In the present study, we use a single aspirational warming threshold that is lowered consistently until the sum of all bottom-up emissions allocations, where each country follows the least-stringent effort-sharing approach11, aligns with 2 °C-consistent levels. Countries are thereby assumed to follow different effort-sharing approaches applied to a common global virtual warming threshold. Ultimately, this hybrid approach follows a bottom-up combination of equity allocations consistent with a common top–down warming threshold, which arguably reflects the hybrid nature of the Paris Agreement10,30.
The hybrid combination of equity approaches does not constitute an equitable operationalization of the CBDR-RC principle where all countries seek to maximize absolute gain31 by agreeing on a common approach of equity. Rather, it reflects national preferences for relative gain32—i.e., a country’s inclination to measure the fairness of its contribution to the global mitigation effort by looking at other countries’ efforts—rather than for domestic indicators alone. Despite claims that discussions of justice are irrelevant or dangerous in a post-Paris world, equity is fundamental for climate policy research33,34 and scientific analyses on equitable burden-sharing can be influential on the UNFCCC processes5. However, the absence of agreement on an unanimous operationalization of the CBDR-RC should not be used as an excuse for inaction3 and should not leave the international community without a metric reflective of current agreements to assess the ratcheting-up process. The multiplicity of equity concepts results in a wide range of emissions allocations for countries and regions35 that is sometimes used as an uncertainty range by non-experts. In a recent climate case, the District Court of The Hague ruled36,37 that the Dutch government has to reduce 2020 emissions to at least the least-ambitious end of the range recommended by the IPCC-AR4 for the Annex I country group based on multiple equity allocations from 16 studies38. The court did not pick an approach of equity and ruled for the minimum effort consistent with international treaties in light of commonly reviewed science. While the multiplication of climate litigations cases against governments39 (http://climatecasechart.com/) can contribute to the ratcheting-up process, systematic court decisions that governments must follow the least-ambitious end of an equity range would be insufficient to achieve the Paris Agreement. As a first step, this paper models such a bottom-up situation where each country follows the least-ambitious of five effort-sharing approaches representative of the quantified IPCC categories35. As a second step, it models the hybrid approach consistent with the current compromise where each country chooses an equitable effort-sharing approach to determine its effort but cannot directly use that approach to influence other countries’ effort.
========================================================================
TO DO:
**1)** Decide whether each statement below agrees with the effort-sharing passage. Answer yes or no for each, and quote the words of the passage that decide it.
(a) The District Court of The Hague selected a particular approach of equity.
(b) In the hybrid approach, countries follow different effort-sharing approaches applied to a common global virtual warming threshold.
(c) As its first step, the paper models each country following the least-ambitious of five effort-sharing approaches.
**2)** According to the effort-sharing passage, how many studies supplied the equity allocations behind the IPCC-AR4 range for the Annex I country group?
**3)** Reproduce the effort-sharing passage starting with "In the present" and going on through "the Paris Agreement10,30.", changing "warming threshold" to "temperature threshold".

DATA FOR ANALYSIS:
========================================================================
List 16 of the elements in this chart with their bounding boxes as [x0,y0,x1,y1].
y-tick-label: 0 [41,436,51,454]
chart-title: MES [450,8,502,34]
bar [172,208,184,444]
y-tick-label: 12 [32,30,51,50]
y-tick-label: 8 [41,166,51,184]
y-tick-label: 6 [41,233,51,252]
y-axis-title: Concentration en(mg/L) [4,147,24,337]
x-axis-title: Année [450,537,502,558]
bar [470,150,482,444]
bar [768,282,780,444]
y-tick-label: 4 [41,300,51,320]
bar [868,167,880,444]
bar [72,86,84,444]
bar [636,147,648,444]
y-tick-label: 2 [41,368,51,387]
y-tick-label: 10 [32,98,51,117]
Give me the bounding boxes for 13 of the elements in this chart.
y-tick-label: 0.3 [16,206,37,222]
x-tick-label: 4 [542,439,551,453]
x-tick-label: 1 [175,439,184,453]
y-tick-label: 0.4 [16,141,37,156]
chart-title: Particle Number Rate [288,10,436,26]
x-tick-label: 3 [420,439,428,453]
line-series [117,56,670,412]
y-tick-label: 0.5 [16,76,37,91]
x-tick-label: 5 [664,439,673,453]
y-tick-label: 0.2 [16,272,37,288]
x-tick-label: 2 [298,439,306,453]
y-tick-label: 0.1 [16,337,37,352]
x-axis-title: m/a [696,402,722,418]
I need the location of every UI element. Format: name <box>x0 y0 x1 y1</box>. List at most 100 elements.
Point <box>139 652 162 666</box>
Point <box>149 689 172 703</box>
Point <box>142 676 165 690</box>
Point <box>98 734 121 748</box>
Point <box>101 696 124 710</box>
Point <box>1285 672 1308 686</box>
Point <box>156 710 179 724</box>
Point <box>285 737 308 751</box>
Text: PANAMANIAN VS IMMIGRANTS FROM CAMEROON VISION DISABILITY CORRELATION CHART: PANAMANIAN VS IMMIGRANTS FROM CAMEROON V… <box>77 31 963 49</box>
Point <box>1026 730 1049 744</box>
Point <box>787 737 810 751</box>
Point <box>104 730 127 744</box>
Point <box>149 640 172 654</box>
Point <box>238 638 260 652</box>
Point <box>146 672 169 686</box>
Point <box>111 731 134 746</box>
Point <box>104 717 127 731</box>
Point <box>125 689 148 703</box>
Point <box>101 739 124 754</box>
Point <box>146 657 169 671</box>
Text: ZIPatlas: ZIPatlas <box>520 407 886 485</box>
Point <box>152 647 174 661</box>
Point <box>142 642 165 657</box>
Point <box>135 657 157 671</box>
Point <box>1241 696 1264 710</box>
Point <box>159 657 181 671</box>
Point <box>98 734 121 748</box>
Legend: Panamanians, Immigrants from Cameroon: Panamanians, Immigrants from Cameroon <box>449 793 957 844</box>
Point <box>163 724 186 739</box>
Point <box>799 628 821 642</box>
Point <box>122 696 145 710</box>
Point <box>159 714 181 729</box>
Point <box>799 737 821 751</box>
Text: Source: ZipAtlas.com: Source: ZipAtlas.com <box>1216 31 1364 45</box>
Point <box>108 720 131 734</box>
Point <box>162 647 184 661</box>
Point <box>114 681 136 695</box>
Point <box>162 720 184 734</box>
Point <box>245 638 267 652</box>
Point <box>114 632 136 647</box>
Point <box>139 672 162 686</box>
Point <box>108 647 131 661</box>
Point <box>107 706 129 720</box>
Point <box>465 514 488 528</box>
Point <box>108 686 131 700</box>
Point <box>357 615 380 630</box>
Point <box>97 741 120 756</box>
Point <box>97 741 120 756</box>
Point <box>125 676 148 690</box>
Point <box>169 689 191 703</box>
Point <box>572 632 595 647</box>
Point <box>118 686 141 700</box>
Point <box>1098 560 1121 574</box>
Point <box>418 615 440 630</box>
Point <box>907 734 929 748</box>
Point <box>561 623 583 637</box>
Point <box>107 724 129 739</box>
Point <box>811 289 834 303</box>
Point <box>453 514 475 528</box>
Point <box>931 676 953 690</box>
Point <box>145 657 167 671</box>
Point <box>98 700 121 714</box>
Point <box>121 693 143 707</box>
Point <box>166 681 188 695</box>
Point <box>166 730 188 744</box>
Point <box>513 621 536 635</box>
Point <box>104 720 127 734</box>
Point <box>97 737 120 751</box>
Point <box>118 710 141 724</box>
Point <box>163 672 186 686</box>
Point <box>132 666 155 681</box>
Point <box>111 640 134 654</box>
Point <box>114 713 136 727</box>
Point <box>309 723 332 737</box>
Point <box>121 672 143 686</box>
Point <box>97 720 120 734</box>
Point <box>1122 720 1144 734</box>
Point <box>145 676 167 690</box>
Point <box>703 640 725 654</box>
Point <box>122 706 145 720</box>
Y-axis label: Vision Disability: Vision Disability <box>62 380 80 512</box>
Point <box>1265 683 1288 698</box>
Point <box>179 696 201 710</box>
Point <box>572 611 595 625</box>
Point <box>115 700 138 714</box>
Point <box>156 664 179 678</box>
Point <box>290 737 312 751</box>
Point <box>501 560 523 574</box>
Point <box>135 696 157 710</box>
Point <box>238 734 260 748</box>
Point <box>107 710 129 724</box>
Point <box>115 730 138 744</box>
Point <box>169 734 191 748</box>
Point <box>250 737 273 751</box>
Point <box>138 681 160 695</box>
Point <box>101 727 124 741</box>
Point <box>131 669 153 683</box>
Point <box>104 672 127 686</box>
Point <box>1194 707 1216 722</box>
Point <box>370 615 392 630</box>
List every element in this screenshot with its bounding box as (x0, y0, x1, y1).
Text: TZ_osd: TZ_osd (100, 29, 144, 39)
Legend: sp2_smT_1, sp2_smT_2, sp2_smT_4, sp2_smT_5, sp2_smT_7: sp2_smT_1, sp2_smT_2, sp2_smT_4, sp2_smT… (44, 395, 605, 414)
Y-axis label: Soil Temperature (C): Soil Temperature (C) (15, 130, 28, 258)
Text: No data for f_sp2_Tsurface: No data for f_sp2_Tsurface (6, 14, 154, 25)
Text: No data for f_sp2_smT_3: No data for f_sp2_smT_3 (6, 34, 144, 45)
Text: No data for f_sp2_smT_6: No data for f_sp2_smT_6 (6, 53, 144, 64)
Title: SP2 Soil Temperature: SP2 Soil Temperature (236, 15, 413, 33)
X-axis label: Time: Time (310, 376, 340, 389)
========================================================================
EXERCISE SOLUTIONS:
**1)**
(a) No: "The court did not pick an approach of equity"
(b) Yes: "Countries are thereby assumed to follow different effort-sharing approaches applied to a common global virtual warming threshold."
(c) Yes: "As a first step, this paper models such a bottom-up situation where each country follows the least-ambitious of five effort-sharing approaches"

**2)** 16 studies.

**3)**
In the present study, we use a single aspirational temperature threshold that is lowered consistently until the sum of all bottom-up emissions allocations, where each country follows the least-stringent effort-sharing approach11, aligns with 2 °C-consistent levels. Countries are thereby assumed to follow different effort-sharing approaches applied to a common global virtual temperature threshold. Ultimately, this hybrid approach follows a bottom-up combination of equity allocations consistent with a common top–down temperature threshold, which arguably reflects the hybrid nature of the Paris Agreement10,30.